:: Directions ::
Without skipping anything, write out each record below exactly.

(Collection entries)
====
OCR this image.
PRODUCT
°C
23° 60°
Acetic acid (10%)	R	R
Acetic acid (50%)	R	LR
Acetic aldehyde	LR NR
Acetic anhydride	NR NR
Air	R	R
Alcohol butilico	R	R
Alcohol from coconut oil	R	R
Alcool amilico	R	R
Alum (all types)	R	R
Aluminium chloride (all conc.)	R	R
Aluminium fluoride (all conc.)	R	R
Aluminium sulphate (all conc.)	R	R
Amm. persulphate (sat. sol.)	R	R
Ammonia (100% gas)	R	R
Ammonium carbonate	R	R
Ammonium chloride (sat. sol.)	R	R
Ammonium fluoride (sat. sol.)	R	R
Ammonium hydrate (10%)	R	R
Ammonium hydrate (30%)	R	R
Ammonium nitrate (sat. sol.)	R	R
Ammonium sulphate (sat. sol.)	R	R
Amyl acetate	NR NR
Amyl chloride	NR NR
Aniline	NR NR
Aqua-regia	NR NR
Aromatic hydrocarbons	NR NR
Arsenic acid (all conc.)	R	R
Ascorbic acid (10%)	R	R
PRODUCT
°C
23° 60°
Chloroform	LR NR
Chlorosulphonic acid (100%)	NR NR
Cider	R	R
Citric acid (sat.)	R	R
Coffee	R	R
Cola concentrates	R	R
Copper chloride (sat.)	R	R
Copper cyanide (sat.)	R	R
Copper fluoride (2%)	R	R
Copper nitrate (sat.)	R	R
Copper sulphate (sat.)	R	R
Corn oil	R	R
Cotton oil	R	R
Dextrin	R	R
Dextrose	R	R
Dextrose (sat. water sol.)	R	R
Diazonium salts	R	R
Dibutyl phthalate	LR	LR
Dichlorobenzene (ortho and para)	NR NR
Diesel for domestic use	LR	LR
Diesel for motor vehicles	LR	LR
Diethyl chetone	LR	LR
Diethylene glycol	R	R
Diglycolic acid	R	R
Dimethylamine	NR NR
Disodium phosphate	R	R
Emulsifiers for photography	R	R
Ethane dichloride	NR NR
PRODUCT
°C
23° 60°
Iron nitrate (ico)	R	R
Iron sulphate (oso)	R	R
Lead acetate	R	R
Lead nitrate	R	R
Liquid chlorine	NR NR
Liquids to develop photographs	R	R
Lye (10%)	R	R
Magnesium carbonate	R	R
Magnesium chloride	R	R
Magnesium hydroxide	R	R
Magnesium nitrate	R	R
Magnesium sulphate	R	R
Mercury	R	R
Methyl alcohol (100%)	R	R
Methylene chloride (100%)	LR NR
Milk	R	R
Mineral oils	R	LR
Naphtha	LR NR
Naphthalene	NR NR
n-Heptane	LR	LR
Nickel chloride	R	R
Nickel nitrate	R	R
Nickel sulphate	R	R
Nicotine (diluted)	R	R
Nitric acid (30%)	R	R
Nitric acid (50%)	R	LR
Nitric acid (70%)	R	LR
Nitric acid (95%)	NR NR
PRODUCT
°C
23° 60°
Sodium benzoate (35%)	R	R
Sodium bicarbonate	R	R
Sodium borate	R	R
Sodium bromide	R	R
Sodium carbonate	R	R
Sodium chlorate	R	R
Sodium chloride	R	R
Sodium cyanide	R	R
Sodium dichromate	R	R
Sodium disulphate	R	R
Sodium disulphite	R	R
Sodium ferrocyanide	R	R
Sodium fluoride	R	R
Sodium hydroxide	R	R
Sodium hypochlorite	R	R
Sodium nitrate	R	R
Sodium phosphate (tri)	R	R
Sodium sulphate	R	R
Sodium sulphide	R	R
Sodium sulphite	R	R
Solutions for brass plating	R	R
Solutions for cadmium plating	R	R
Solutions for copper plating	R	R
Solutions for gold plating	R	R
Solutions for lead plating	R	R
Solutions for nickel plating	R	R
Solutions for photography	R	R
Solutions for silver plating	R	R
====
:: Correct response ::
OCR this image.
PRODUCT
°C
23° 60°
Acetic acid (10%)	R	R
Acetic acid (50%)	R	LR
Acetic aldehyde	LR NR
Acetic anhydride	NR NR
Air	R	R
Alcohol butilico	R	R
Alcohol from coconut oil	R	R
Alcool amilico	R	R
Alum (all types)	R	R
Aluminium chloride (all conc.)	R	R
Aluminium fluoride (all conc.)	R	R
Aluminium sulphate (all conc.)	R	R
Amm. persulphate (sat. sol.)	R	R
Ammonia (100% gas)	R	R
Ammonium carbonate	R	R
Ammonium chloride (sat. sol.)	R	R
Ammonium fluoride (sat. sol.)	R	R
Ammonium hydrate (10%)	R	R
Ammonium hydrate (30%)	R	R
Ammonium nitrate (sat. sol.)	R	R
Ammonium sulphate (sat. sol.)	R	R
Amyl acetate	NR NR
Amyl chloride	NR NR
Aniline	NR NR
Aqua-regia	NR NR
Aromatic hydrocarbons	NR NR
Arsenic acid (all conc.)	R	R
Ascorbic acid (10%)	R	R
PRODUCT
°C
23° 60°
Chloroform	LR NR
Chlorosulphonic acid (100%)	NR NR
Cider	R	R
Citric acid (sat.)	R	R
Coffee	R	R
Cola concentrates	R	R
Copper chloride (sat.)	R	R
Copper cyanide (sat.)	R	R
Copper fluoride (2%)	R	R
Copper nitrate (sat.)	R	R
Copper sulphate (sat.)	R	R
Corn oil	R	R
Cotton oil	R	R
Dextrin	R	R
Dextrose	R	R
Dextrose (sat. water sol.)	R	R
Diazonium salts	R	R
Dibutyl phthalate	LR	LR
Dichlorobenzene (ortho and para)	NR NR
Diesel for domestic use	LR	LR
Diesel for motor vehicles	LR	LR
Diethyl chetone	LR	LR
Diethylene glycol	R	R
Diglycolic acid	R	R
Dimethylamine	NR NR
Disodium phosphate	R	R
Emulsifiers for photography	R	R
Ethane dichloride	NR NR
PRODUCT
°C
23° 60°
Iron nitrate (ico)	R	R
Iron sulphate (oso)	R	R
Lead acetate	R	R
Lead nitrate	R	R
Liquid chlorine	NR NR
Liquids to develop photographs	R	R
Lye (10%)	R	R
Magnesium carbonate	R	R
Magnesium chloride	R	R
Magnesium hydroxide	R	R
Magnesium nitrate	R	R
Magnesium sulphate	R	R
Mercury	R	R
Methyl alcohol (100%)	R	R
Methylene chloride (100%)	LR NR
Milk	R	R
Mineral oils	R	LR
Naphtha	LR NR
Naphthalene	NR NR
n-Heptane	LR	LR
Nickel chloride	R	R
Nickel nitrate	R	R
Nickel sulphate	R	R
Nicotine (diluted)	R	R
Nitric acid (30%)	R	R
Nitric acid (50%)	R	LR
Nitric acid (70%)	R	LR
Nitric acid (95%)	NR NR
PRODUCT
°C
23° 60°
Sodium benzoate (35%)	R	R
Sodium bicarbonate	R	R
Sodium borate	R	R
Sodium bromide	R	R
Sodium carbonate	R	R
Sodium chlorate	R	R
Sodium chloride	R	R
Sodium cyanide	R	R
Sodium dichromate	R	R
Sodium disulphate	R	R
Sodium disulphite	R	R
Sodium ferrocyanide	R	R
Sodium fluoride	R	R
Sodium hydroxide	R	R
Sodium hypochlorite	R	R
Sodium nitrate	R	R
Sodium phosphate (tri)	R	R
Sodium sulphate	R	R
Sodium sulphide	R	R
Sodium sulphite	R	R
Solutions for brass plating	R	R
Solutions for cadmium plating	R	R
Solutions for copper plating	R	R
Solutions for gold plating	R	R
Solutions for lead plating	R	R
Solutions for nickel plating	R	R
Solutions for photography	R	R
Solutions for silver plating	R	R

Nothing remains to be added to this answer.